How to complete this task
Where does the string "Inhba" appear in the records? Copy each line that holds it.

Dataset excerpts
=== Begin Enclosure ===
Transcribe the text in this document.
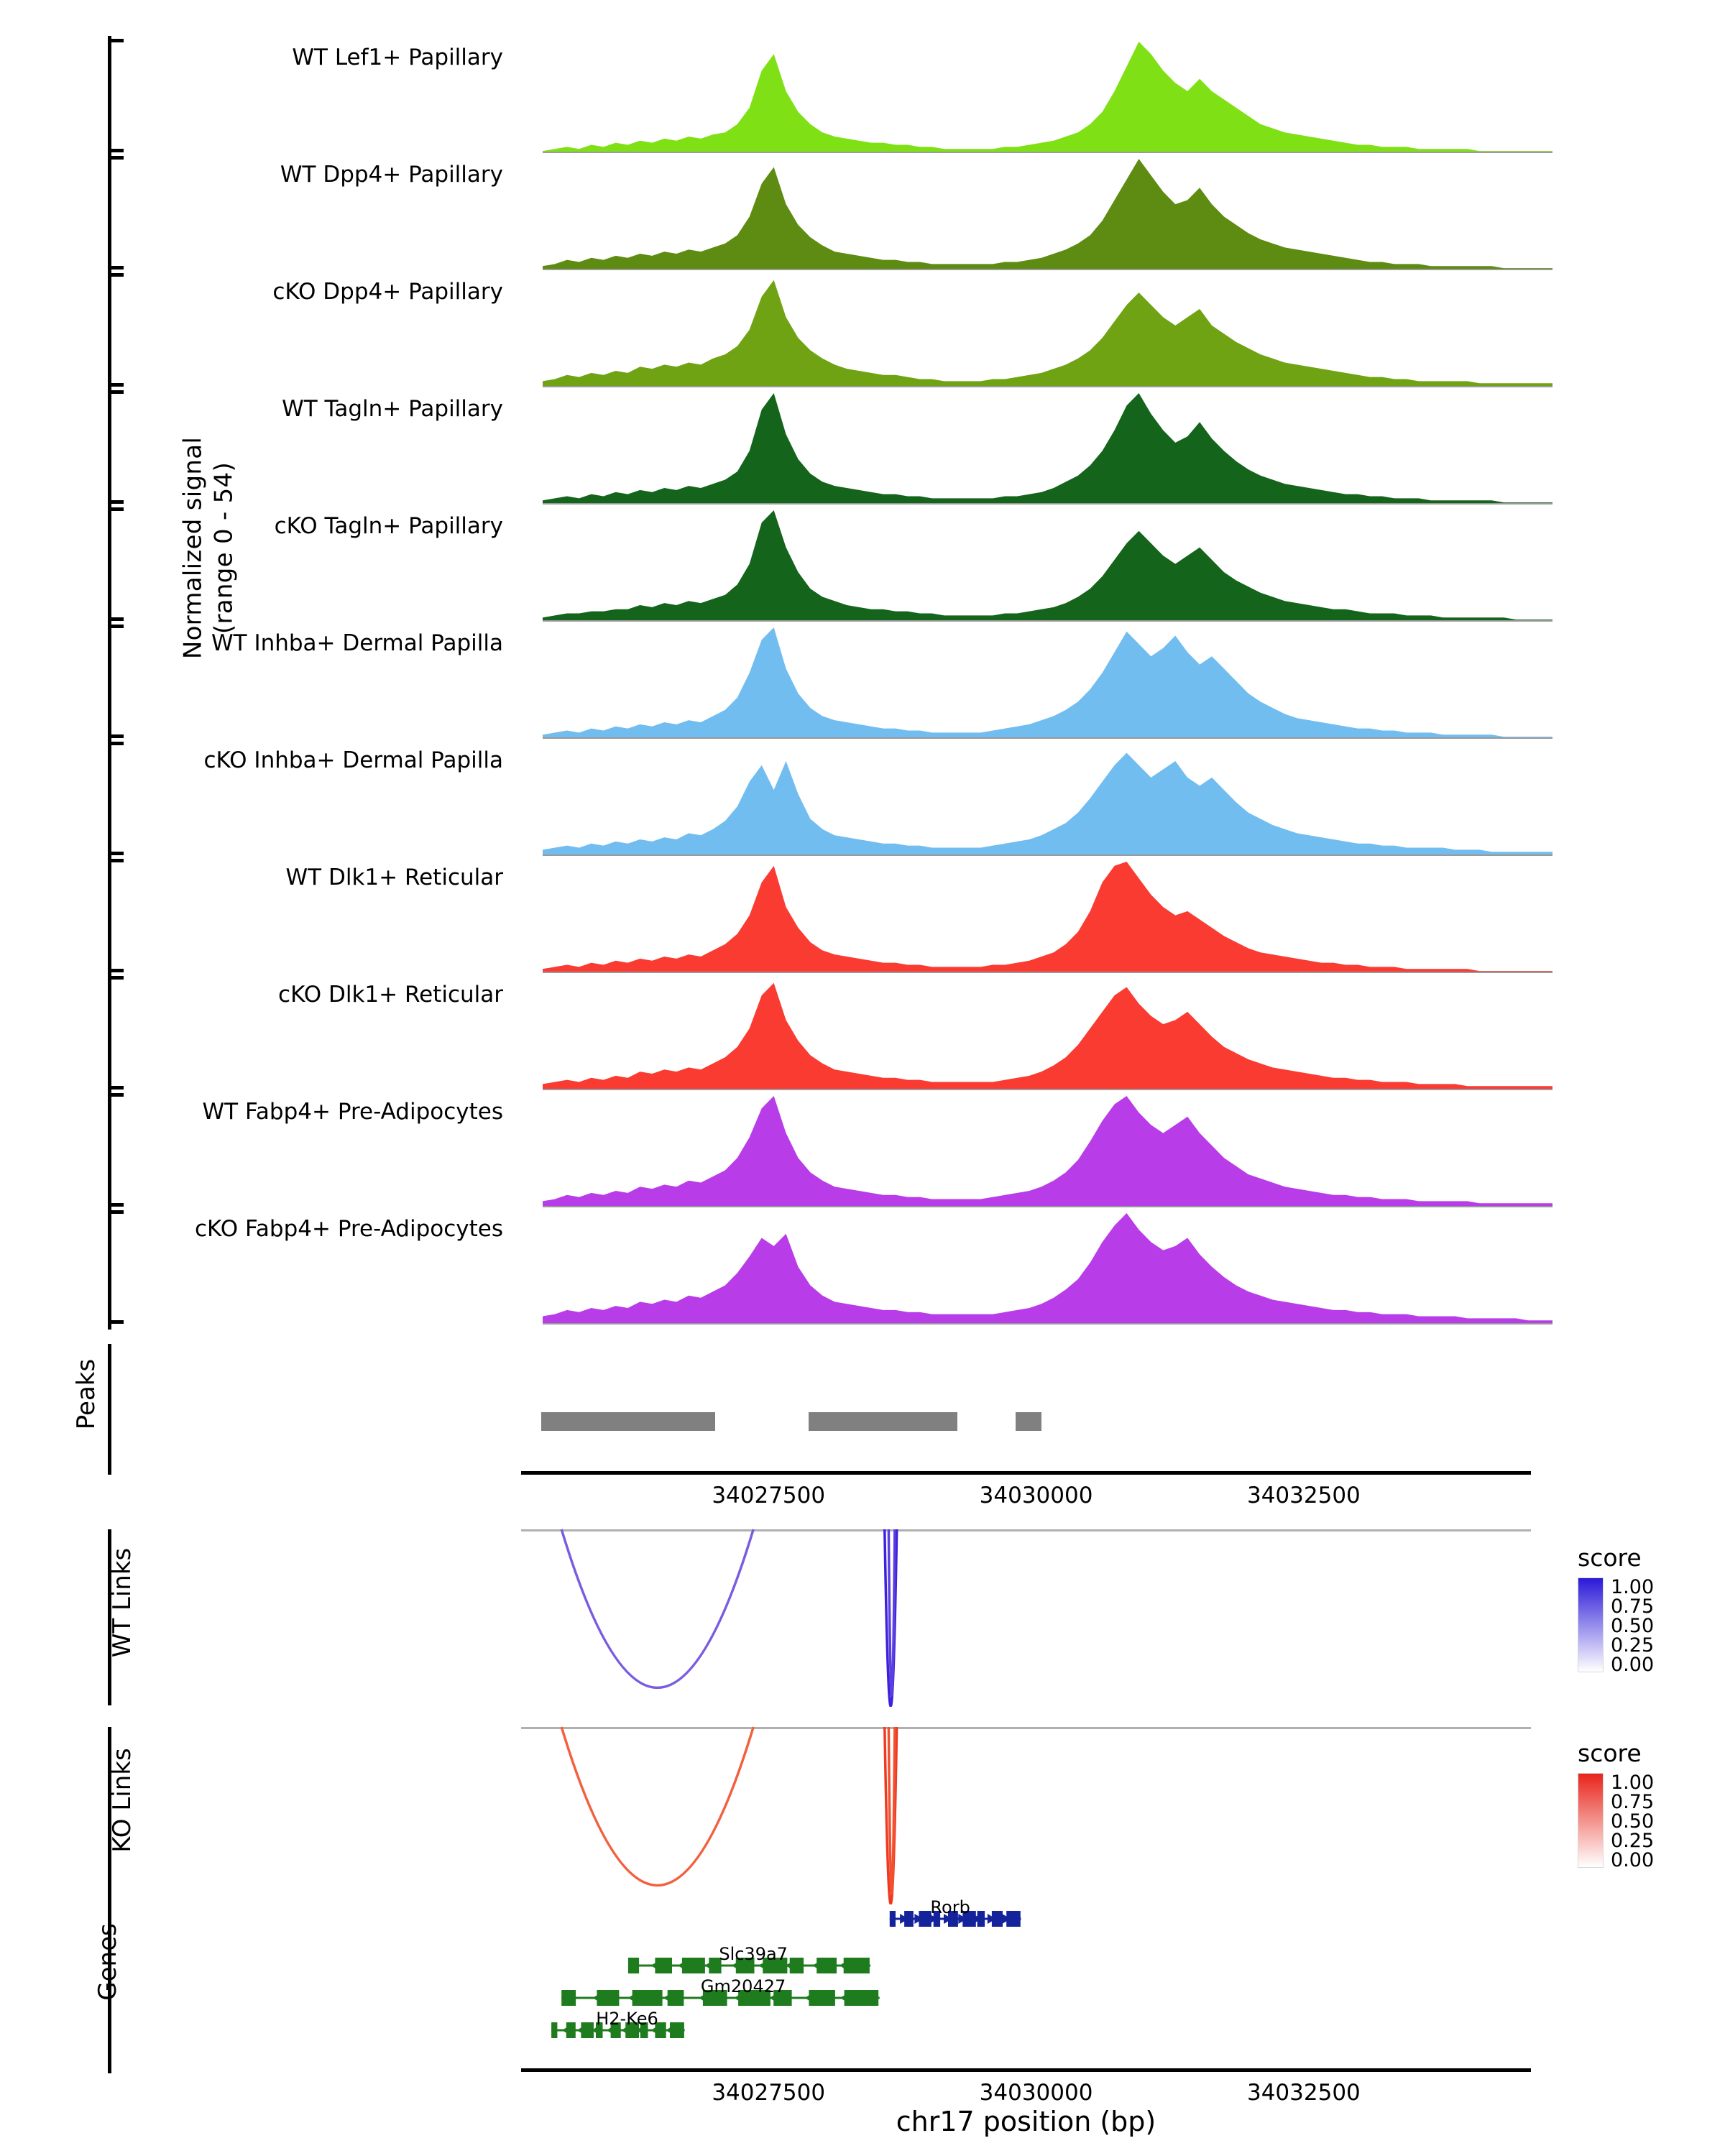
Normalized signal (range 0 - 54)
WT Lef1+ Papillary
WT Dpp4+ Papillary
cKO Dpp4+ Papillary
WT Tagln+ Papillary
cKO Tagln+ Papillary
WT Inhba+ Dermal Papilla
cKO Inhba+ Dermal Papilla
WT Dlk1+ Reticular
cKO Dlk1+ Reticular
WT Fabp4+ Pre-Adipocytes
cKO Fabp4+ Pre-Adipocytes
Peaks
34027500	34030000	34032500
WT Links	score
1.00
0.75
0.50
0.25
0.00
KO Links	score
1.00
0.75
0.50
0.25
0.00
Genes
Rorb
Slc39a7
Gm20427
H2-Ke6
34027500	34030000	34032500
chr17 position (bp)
=== End Enclosure ===
=== Begin Enclosure ===
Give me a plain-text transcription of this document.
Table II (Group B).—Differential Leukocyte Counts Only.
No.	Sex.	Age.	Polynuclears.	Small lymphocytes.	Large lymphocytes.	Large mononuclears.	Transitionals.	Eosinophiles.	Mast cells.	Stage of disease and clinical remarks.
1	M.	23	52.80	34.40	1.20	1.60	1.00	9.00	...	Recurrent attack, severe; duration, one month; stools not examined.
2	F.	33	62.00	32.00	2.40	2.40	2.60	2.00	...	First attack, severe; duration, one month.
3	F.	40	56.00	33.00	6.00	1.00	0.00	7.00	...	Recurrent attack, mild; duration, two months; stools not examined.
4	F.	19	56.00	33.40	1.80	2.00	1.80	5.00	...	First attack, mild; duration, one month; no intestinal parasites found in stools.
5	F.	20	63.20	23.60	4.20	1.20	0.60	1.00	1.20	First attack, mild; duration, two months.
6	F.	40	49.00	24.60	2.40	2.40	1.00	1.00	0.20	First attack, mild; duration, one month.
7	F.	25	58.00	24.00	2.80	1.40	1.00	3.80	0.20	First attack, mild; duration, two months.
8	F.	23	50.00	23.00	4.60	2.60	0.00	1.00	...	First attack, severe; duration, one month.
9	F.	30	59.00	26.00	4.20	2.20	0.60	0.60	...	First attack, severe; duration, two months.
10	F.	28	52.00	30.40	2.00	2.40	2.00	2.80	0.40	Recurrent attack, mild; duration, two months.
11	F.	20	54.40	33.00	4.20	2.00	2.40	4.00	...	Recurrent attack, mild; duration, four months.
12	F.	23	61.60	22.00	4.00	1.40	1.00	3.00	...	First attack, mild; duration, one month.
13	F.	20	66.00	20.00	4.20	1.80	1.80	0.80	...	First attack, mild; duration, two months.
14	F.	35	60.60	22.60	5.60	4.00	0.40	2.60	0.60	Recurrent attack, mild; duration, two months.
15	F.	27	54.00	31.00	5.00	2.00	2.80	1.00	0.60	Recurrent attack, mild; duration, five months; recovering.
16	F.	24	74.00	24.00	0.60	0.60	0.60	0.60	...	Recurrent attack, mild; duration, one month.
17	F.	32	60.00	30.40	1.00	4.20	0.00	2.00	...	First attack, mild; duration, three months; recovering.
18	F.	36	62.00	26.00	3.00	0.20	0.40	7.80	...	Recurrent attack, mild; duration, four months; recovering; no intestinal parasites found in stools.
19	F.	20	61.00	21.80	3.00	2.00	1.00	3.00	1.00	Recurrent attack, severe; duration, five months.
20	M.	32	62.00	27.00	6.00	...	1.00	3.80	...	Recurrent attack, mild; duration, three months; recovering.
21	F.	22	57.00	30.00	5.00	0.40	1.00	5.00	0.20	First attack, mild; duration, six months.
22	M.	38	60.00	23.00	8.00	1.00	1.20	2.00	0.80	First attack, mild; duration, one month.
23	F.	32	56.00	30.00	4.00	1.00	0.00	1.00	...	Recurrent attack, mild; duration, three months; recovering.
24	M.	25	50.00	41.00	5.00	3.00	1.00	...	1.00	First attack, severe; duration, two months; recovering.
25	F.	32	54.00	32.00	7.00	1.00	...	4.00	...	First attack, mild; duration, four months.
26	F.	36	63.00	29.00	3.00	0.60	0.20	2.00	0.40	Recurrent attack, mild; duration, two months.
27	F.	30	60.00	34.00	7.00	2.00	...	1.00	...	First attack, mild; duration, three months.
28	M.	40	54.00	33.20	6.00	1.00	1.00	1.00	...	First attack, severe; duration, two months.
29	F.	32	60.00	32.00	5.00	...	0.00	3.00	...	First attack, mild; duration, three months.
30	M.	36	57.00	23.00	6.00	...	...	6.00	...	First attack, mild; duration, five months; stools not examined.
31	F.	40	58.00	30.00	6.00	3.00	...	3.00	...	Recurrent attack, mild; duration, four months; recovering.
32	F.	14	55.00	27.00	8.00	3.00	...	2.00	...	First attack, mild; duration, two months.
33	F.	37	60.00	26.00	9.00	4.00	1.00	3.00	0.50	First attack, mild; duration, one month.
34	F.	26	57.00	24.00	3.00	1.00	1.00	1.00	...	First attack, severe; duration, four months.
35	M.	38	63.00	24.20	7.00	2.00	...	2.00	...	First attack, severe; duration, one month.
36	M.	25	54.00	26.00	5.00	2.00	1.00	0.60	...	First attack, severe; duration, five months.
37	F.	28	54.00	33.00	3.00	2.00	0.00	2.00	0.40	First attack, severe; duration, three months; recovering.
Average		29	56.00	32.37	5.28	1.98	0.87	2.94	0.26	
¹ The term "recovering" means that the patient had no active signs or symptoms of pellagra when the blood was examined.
=== End Enclosure ===
Reply
WT Inhba+ Dermal Papilla
cKO Inhba+ Dermal Papilla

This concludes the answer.